- MATERIAL FOR THE TASK
● ● ●

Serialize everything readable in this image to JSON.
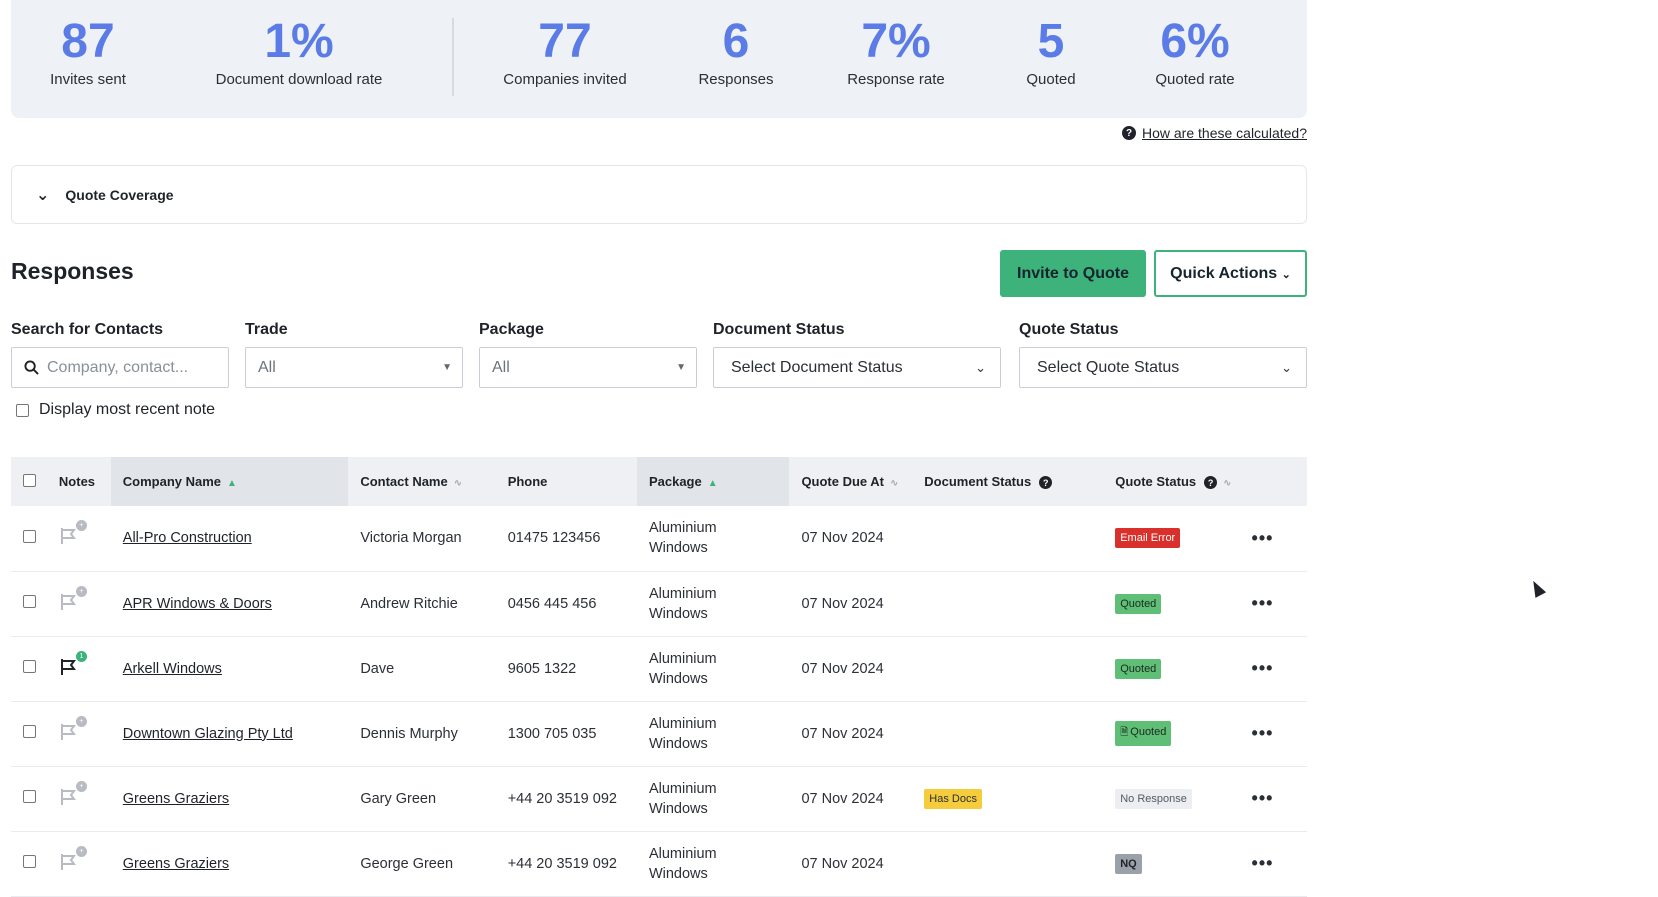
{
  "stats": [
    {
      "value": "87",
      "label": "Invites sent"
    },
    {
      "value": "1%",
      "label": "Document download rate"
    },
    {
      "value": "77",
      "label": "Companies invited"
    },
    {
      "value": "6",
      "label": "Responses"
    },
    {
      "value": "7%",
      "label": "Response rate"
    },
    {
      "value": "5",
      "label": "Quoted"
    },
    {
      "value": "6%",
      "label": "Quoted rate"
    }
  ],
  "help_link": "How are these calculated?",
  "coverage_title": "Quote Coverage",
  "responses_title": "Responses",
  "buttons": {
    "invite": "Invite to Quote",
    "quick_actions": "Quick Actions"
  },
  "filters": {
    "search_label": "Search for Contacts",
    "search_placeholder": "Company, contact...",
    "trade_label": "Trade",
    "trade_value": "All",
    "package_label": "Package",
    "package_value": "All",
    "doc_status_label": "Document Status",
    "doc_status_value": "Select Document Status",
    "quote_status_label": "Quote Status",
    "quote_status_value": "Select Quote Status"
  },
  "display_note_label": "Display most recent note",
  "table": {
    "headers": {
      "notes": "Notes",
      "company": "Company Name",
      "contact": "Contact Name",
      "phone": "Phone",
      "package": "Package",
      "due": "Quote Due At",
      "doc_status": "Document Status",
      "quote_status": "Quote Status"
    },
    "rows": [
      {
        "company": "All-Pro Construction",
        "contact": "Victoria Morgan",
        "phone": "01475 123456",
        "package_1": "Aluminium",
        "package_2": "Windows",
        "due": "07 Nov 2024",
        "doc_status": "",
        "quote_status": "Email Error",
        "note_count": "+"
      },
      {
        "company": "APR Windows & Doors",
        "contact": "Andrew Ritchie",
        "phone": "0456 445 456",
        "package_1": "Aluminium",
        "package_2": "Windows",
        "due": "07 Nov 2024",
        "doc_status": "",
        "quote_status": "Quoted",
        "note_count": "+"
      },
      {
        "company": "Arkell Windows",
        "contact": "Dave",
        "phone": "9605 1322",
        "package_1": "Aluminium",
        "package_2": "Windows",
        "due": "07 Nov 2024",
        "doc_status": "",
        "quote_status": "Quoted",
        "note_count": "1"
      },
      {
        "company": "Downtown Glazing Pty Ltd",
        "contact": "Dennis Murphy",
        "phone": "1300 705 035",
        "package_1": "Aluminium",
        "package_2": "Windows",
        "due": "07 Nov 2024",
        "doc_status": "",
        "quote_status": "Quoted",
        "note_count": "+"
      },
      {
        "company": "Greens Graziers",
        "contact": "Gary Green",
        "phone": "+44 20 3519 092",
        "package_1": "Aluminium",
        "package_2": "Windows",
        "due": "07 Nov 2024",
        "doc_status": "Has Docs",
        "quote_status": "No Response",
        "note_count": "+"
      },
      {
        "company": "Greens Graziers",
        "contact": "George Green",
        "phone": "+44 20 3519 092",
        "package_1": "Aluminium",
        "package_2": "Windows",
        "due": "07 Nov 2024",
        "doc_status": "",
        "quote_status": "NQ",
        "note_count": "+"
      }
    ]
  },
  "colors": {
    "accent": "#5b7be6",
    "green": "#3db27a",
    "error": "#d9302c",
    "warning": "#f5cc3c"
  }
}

● ● ●

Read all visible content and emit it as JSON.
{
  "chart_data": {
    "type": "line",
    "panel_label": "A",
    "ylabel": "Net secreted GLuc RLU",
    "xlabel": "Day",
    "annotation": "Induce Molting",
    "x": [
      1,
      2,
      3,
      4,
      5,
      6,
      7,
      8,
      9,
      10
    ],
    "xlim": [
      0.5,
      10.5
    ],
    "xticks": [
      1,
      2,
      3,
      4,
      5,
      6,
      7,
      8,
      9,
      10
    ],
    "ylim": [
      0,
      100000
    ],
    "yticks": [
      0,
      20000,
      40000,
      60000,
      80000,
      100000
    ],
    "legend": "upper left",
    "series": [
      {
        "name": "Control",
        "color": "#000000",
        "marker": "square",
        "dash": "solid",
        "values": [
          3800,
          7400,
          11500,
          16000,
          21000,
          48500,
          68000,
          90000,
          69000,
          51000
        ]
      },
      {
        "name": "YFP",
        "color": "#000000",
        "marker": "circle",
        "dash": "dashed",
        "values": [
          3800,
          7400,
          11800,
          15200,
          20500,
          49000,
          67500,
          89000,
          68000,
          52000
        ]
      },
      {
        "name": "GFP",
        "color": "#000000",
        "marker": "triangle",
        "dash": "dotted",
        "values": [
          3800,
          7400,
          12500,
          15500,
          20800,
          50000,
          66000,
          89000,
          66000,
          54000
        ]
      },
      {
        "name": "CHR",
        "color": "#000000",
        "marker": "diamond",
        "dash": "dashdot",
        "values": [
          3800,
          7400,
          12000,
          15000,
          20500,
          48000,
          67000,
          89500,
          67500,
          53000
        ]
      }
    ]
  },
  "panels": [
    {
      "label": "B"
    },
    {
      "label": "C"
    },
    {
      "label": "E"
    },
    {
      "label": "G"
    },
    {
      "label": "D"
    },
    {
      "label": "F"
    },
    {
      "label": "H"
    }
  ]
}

● ● ●

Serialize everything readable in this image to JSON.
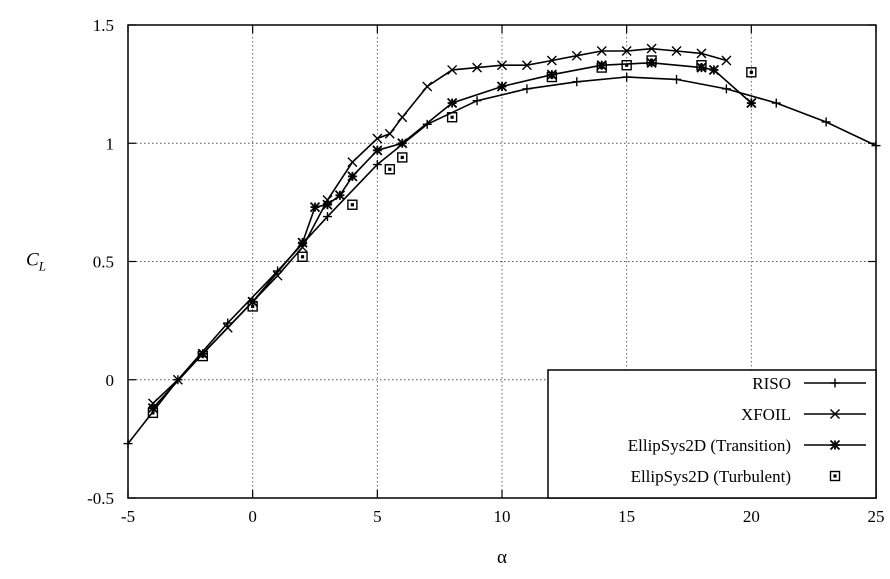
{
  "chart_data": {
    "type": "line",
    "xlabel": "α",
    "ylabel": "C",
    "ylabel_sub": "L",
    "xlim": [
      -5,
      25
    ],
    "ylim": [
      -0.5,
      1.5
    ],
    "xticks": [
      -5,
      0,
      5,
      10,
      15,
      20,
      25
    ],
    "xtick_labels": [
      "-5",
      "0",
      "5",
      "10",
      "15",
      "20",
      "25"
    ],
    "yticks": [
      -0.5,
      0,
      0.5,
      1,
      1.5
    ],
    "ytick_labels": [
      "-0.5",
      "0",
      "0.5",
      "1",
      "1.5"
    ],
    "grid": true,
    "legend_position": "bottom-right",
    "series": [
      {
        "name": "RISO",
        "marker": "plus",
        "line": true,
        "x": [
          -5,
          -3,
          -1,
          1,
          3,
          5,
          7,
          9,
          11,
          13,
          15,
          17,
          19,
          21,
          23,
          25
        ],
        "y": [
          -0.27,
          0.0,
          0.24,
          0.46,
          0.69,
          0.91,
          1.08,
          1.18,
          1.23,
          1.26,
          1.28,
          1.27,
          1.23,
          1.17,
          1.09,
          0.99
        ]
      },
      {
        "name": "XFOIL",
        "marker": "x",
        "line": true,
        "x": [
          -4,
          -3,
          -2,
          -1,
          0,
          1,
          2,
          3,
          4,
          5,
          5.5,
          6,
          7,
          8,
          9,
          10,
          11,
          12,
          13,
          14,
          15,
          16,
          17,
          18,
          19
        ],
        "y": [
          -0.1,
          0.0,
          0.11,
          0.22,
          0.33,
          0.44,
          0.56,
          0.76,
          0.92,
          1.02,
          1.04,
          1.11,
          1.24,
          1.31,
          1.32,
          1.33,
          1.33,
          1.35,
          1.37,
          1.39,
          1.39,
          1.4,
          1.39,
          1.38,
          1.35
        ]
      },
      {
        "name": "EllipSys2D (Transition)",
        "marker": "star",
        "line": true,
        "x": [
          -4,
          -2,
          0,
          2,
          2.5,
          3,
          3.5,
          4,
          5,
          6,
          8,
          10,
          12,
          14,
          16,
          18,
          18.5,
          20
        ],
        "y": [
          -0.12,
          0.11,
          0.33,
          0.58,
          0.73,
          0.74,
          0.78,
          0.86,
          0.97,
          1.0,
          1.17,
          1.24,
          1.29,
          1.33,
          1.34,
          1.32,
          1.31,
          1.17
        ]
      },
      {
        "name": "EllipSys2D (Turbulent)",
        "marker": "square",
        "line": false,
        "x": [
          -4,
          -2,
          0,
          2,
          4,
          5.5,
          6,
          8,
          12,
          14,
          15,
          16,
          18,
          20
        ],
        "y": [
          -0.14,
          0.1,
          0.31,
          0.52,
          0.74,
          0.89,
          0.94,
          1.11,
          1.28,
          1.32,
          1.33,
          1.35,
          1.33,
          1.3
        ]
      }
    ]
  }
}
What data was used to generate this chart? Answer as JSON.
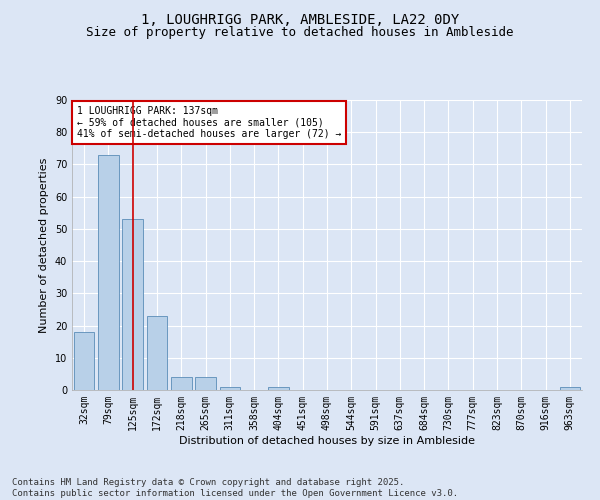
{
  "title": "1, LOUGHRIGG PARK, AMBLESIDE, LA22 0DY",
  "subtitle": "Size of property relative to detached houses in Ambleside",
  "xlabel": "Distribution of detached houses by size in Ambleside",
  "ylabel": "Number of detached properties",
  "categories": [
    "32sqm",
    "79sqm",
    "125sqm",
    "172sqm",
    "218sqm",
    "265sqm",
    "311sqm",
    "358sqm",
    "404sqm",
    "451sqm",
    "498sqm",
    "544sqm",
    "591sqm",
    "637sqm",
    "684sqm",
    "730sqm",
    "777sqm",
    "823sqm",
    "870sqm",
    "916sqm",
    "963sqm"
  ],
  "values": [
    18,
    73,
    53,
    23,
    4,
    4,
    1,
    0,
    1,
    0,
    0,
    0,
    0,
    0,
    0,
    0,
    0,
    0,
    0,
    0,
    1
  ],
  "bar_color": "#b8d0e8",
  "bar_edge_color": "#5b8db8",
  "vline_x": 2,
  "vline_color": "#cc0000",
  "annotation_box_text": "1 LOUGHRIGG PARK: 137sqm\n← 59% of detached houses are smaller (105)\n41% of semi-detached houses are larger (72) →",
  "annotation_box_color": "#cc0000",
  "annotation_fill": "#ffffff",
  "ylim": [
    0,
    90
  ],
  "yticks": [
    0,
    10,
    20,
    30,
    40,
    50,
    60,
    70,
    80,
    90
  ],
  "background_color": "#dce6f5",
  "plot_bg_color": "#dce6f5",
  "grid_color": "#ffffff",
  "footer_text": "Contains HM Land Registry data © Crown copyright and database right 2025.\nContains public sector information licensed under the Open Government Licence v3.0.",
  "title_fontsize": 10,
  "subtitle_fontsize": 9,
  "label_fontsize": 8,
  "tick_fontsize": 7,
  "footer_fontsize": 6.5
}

● ● ●

- TASK TO COMPLETE
Return only those lines of the records that contain the string "Document".

- ANSWER TO THIS TASK
      "label": "Document download rate"
    "doc_status_label": "Document Status",
    "doc_status_value": "Select Document Status",
      "doc_status": "Document Status",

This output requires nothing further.